§ Requirement:
Repeat every line exactly, keeping the pictures out of the copy.

..............................

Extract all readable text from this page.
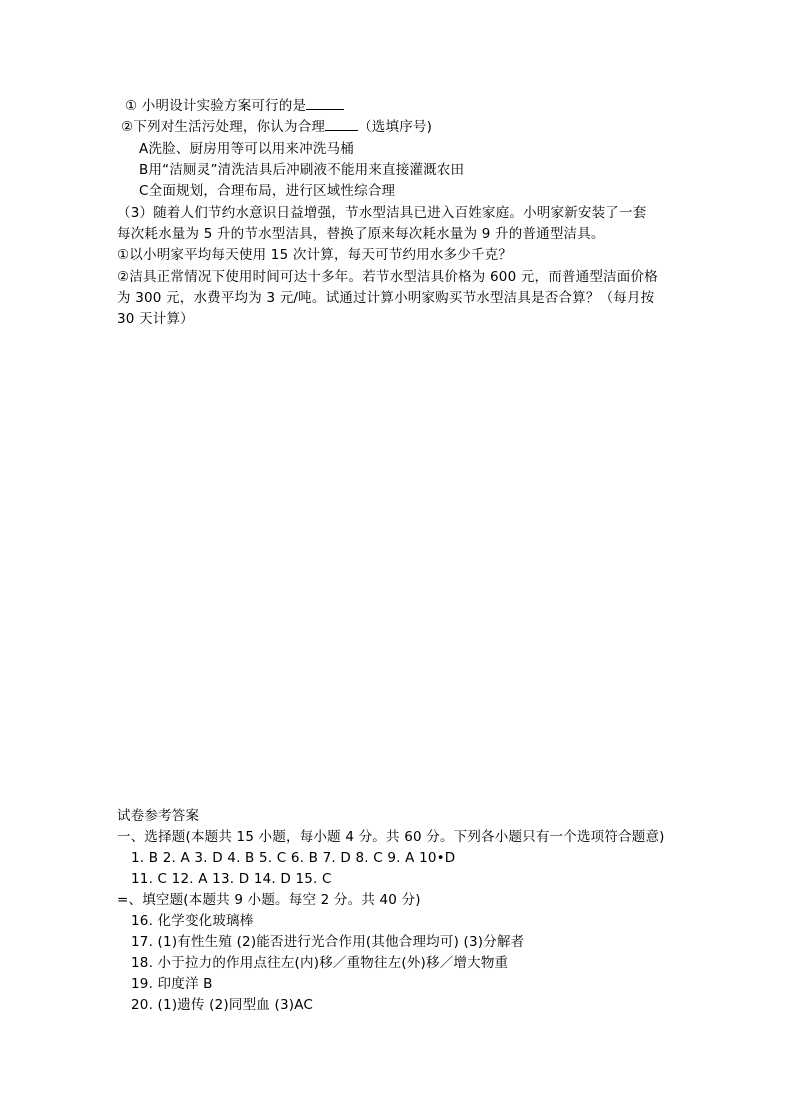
① 小明设计实验方案可行的是
②下列对生活污处理，你认为合理 （选填序号)
A洗脸、厨房用等可以用来冲洗马桶
B用“洁厕灵”清洗洁具后冲刷液不能用来直接灌溉农田
C全面规划，合理布局，进行区域性综合理
（3）随着人们节约水意识日益增强，节水型洁具已进入百姓家庭。小明家新安装了一套
每次耗水量为 5 升的节水型洁具，替换了原来每次耗水量为 9 升的普通型洁具。
①以小明家平均每天使用 15 次计算，每天可节约用水多少千克？
②洁具正常情况下使用时间可达十多年。若节水型洁具价格为 600 元，而普通型洁面价格
为 300 元，水费平均为 3 元/吨。试通过计算小明家购买节水型洁具是否合算？（每月按
30 天计算）
试卷参考答案
一、选择题(本题共 15 小题，每小题 4 分。共 60 分。下列各小题只有一个选项符合题意)
1. B 2. A 3. D 4. B 5. C 6. B 7. D 8. C 9. A 10•D
11. C 12. A 13. D 14. D 15. C
=、填空题(本题共 9 小题。每空 2 分。共 40 分)
16. 化学变化玻璃棒
17. (1)有性生殖 (2)能否进行光合作用(其他合理均可) (3)分解者
18. 小于拉力的作用点往左(内)移／重物往左(外)移／增大物重
19. 印度洋 B
20. (1)遗传 (2)同型血 (3)AC
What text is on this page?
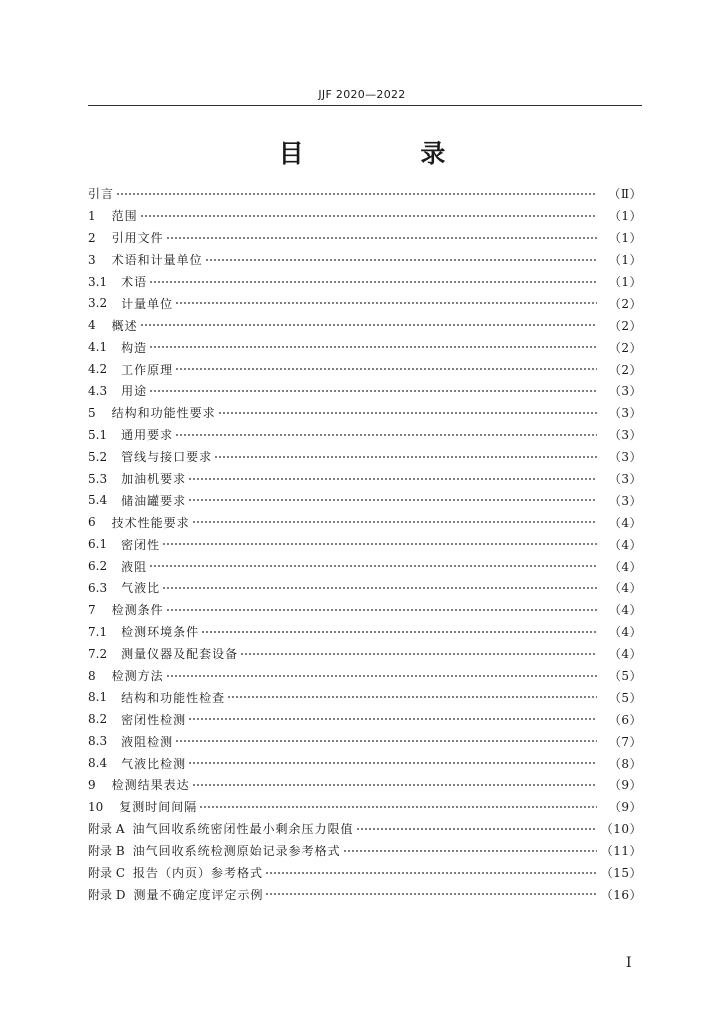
JJF 2020—2022
目 录
引言	（Ⅱ）
1 范围	（1）
2 引用文件	（1）
3 术语和计量单位	（1）
3.1 术语	（1）
3.2 计量单位	（2）
4 概述	（2）
4.1 构造	（2）
4.2 工作原理	（2）
4.3 用途	（3）
5 结构和功能性要求	（3）
5.1 通用要求	（3）
5.2 管线与接口要求	（3）
5.3 加油机要求	（3）
5.4 储油罐要求	（3）
6 技术性能要求	（4）
6.1 密闭性	（4）
6.2 液阻	（4）
6.3 气液比	（4）
7 检测条件	（4）
7.1 检测环境条件	（4）
7.2 测量仪器及配套设备	（4）
8 检测方法	（5）
8.1 结构和功能性检查	（5）
8.2 密闭性检测	（6）
8.3 液阻检测	（7）
8.4 气液比检测	（8）
9 检测结果表达	（9）
10 复测时间间隔	（9）
附录 A 油气回收系统密闭性最小剩余压力限值	（10）
附录 B 油气回收系统检测原始记录参考格式	（11）
附录 C 报告（内页）参考格式	（15）
附录 D 测量不确定度评定示例	（16）
I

..............................

§ Task solution:
Extract all readable text from this page.
① 小明设计实验方案可行的是
②下列对生活污处理，你认为合理 （选填序号)
A洗脸、厨房用等可以用来冲洗马桶
B用“洁厕灵”清洗洁具后冲刷液不能用来直接灌溉农田
C全面规划，合理布局，进行区域性综合理
（3）随着人们节约水意识日益增强，节水型洁具已进入百姓家庭。小明家新安装了一套
每次耗水量为 5 升的节水型洁具，替换了原来每次耗水量为 9 升的普通型洁具。
①以小明家平均每天使用 15 次计算，每天可节约用水多少千克？
②洁具正常情况下使用时间可达十多年。若节水型洁具价格为 600 元，而普通型洁面价格
为 300 元，水费平均为 3 元/吨。试通过计算小明家购买节水型洁具是否合算？（每月按
30 天计算）
试卷参考答案
一、选择题(本题共 15 小题，每小题 4 分。共 60 分。下列各小题只有一个选项符合题意)
1. B 2. A 3. D 4. B 5. C 6. B 7. D 8. C 9. A 10•D
11. C 12. A 13. D 14. D 15. C
=、填空题(本题共 9 小题。每空 2 分。共 40 分)
16. 化学变化玻璃棒
17. (1)有性生殖 (2)能否进行光合作用(其他合理均可) (3)分解者
18. 小于拉力的作用点往左(内)移／重物往左(外)移／增大物重
19. 印度洋 B
20. (1)遗传 (2)同型血 (3)AC
What text is on this page?
JJF 2020—2022
目 录
引言	（Ⅱ）
1 范围	（1）
2 引用文件	（1）
3 术语和计量单位	（1）
3.1 术语	（1）
3.2 计量单位	（2）
4 概述	（2）
4.1 构造	（2）
4.2 工作原理	（2）
4.3 用途	（3）
5 结构和功能性要求	（3）
5.1 通用要求	（3）
5.2 管线与接口要求	（3）
5.3 加油机要求	（3）
5.4 储油罐要求	（3）
6 技术性能要求	（4）
6.1 密闭性	（4）
6.2 液阻	（4）
6.3 气液比	（4）
7 检测条件	（4）
7.1 检测环境条件	（4）
7.2 测量仪器及配套设备	（4）
8 检测方法	（5）
8.1 结构和功能性检查	（5）
8.2 密闭性检测	（6）
8.3 液阻检测	（7）
8.4 气液比检测	（8）
9 检测结果表达	（9）
10 复测时间间隔	（9）
附录 A 油气回收系统密闭性最小剩余压力限值	（10）
附录 B 油气回收系统检测原始记录参考格式	（11）
附录 C 报告（内页）参考格式	（15）
附录 D 测量不确定度评定示例	（16）
I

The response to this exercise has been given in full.